Go through the listing and return every line with "ylabel" in it.
━━━━━━━━━━━━━━━━
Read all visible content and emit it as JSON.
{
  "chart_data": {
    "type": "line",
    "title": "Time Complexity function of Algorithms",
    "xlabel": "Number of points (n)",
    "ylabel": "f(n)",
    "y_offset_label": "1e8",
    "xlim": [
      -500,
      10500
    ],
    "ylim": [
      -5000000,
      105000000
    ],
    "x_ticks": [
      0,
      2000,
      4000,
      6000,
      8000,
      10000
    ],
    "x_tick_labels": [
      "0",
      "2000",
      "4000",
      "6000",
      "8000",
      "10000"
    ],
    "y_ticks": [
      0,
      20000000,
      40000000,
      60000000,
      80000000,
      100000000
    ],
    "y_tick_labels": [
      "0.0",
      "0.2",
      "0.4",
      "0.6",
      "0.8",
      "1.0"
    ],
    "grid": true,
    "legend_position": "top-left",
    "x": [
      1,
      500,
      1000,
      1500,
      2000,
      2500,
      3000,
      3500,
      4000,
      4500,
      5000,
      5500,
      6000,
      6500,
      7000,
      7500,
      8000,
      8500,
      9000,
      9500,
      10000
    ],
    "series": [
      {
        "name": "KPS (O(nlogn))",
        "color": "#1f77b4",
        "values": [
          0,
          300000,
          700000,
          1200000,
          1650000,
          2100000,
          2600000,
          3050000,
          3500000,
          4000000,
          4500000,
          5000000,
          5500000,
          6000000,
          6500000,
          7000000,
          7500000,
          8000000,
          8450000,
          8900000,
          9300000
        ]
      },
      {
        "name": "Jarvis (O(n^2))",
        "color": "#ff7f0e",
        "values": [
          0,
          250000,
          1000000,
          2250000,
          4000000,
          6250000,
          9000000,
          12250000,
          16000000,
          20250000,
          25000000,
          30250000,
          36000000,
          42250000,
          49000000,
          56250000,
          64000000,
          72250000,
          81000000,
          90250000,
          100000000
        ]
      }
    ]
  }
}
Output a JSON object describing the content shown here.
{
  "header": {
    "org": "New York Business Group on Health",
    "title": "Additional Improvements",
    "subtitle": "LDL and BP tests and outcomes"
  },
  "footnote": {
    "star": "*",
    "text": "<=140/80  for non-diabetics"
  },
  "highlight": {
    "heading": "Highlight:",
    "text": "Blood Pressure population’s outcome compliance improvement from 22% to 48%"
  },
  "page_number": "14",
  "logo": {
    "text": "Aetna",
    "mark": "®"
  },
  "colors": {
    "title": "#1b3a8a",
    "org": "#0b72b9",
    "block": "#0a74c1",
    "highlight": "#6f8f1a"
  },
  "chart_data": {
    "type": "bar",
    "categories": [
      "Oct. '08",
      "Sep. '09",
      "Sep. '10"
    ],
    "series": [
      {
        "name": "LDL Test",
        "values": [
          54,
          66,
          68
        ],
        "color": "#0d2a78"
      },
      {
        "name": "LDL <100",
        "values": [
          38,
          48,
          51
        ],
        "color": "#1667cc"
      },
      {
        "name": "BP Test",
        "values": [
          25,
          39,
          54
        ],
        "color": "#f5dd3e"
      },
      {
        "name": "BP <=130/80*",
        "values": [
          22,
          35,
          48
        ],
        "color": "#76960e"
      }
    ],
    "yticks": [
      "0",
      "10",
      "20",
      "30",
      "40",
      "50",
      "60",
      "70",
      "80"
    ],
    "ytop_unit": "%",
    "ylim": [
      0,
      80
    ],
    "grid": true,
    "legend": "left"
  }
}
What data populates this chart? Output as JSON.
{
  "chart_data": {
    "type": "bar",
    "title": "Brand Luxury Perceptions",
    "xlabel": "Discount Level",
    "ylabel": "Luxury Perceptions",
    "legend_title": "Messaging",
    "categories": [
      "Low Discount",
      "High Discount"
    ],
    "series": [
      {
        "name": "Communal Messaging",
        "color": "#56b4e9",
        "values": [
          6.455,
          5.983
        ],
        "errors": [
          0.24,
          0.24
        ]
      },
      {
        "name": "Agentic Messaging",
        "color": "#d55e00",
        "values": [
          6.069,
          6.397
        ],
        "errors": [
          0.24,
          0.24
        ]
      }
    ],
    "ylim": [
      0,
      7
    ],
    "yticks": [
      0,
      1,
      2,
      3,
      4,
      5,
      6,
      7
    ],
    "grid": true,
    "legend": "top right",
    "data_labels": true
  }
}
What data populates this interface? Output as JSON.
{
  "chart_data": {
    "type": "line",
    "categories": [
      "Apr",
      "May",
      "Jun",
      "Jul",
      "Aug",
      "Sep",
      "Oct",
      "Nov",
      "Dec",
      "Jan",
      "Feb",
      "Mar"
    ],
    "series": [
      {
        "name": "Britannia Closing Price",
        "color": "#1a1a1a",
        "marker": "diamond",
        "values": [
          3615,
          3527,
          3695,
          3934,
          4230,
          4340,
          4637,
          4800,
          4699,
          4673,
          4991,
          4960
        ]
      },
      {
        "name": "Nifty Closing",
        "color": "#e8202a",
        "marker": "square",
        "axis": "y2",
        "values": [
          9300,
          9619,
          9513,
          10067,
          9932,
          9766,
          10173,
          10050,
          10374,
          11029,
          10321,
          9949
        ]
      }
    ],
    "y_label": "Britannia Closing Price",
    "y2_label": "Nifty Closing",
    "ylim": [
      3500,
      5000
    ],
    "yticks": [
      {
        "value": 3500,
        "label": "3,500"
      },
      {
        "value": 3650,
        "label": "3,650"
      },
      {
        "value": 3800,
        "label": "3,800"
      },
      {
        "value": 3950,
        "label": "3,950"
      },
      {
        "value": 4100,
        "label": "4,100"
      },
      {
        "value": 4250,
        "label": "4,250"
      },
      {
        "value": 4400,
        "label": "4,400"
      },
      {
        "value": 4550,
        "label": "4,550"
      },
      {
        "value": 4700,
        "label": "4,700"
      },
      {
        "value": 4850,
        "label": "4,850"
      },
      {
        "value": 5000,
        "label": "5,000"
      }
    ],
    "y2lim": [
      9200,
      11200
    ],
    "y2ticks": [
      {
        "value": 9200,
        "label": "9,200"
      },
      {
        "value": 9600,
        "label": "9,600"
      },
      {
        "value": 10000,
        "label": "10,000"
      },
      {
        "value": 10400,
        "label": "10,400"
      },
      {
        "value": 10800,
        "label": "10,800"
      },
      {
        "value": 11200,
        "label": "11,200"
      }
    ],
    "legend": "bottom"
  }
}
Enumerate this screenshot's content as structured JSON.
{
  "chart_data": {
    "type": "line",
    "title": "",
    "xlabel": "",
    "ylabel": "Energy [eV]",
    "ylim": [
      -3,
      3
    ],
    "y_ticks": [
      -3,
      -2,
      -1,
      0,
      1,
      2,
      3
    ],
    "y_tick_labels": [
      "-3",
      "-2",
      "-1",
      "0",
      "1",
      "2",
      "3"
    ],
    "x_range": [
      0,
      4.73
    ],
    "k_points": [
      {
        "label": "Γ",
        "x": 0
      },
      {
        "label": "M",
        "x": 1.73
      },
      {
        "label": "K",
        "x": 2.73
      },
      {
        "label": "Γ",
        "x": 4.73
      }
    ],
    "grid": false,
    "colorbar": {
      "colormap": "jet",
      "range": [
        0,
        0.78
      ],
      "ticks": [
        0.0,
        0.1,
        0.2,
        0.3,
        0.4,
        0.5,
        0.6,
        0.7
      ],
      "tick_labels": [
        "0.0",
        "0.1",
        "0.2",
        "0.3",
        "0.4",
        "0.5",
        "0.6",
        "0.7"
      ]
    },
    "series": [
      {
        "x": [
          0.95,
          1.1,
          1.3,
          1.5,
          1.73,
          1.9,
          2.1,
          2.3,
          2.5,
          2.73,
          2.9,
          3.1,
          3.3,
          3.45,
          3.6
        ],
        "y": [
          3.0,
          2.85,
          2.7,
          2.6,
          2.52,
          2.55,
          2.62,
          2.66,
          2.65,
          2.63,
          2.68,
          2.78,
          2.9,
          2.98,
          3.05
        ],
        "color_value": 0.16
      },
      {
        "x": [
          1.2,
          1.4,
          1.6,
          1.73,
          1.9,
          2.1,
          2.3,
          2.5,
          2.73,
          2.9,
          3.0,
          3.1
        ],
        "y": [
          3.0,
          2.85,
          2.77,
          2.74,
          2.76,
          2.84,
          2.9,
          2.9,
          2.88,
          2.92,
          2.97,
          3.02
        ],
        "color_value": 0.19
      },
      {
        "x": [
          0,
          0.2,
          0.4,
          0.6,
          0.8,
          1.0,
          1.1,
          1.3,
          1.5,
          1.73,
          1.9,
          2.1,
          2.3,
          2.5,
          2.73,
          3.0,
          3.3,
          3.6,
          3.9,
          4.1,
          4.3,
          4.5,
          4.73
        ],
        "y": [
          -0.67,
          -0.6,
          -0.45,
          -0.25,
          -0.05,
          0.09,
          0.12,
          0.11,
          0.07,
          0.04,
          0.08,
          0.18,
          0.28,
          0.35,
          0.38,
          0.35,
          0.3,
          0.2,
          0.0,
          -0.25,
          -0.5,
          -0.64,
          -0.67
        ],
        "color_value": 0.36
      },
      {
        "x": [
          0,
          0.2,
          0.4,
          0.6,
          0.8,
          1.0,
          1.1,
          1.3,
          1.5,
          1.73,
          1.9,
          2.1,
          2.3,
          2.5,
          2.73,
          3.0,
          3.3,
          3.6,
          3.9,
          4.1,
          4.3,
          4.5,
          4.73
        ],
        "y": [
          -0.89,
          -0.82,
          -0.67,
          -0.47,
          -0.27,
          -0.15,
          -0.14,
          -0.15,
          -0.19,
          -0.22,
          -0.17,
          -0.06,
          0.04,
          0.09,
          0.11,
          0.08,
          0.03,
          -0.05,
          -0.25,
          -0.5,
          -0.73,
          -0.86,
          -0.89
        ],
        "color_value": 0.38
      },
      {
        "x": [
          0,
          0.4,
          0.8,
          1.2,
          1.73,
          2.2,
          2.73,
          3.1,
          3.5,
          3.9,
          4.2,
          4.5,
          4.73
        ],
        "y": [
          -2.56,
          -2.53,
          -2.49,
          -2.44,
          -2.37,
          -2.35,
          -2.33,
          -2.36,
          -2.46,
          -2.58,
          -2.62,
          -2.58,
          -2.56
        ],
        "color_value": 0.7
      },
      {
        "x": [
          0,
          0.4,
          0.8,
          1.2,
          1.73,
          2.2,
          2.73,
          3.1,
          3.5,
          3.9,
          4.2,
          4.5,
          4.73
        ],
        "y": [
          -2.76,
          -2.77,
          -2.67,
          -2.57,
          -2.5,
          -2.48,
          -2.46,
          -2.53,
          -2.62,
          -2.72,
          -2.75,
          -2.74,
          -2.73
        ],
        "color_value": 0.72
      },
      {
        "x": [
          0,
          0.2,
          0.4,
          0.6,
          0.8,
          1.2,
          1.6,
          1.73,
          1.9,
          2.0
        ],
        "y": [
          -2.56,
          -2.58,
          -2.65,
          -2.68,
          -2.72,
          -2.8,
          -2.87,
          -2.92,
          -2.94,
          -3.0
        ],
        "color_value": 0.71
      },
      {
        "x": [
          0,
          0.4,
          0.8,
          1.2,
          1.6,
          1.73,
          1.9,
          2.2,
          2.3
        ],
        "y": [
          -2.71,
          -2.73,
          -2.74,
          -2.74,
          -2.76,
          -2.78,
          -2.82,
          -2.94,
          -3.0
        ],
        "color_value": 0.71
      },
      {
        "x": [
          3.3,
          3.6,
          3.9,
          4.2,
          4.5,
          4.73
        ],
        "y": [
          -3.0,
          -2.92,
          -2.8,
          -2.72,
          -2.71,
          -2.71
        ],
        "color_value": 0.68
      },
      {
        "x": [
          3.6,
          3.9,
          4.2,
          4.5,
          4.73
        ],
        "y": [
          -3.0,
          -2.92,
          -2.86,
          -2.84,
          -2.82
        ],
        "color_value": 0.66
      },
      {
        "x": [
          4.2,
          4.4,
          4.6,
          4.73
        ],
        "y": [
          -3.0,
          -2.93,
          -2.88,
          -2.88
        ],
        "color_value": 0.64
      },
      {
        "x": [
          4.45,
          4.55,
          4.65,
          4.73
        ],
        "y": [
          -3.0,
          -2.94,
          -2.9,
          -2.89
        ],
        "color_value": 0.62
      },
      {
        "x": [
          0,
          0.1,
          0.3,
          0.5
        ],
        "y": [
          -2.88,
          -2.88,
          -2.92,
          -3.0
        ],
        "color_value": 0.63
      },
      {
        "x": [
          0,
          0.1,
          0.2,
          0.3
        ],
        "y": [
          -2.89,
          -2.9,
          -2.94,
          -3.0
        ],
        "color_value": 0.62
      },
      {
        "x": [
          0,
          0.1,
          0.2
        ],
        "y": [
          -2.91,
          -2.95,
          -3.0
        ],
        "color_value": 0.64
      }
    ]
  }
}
━━━━━━━━━━━━━━━━
• SOLUTION TO THIS PROBLEM:
    "ylabel": "f(n)",
    "ylabel": "Luxury Perceptions",
    "ylabel": "Energy [eV]",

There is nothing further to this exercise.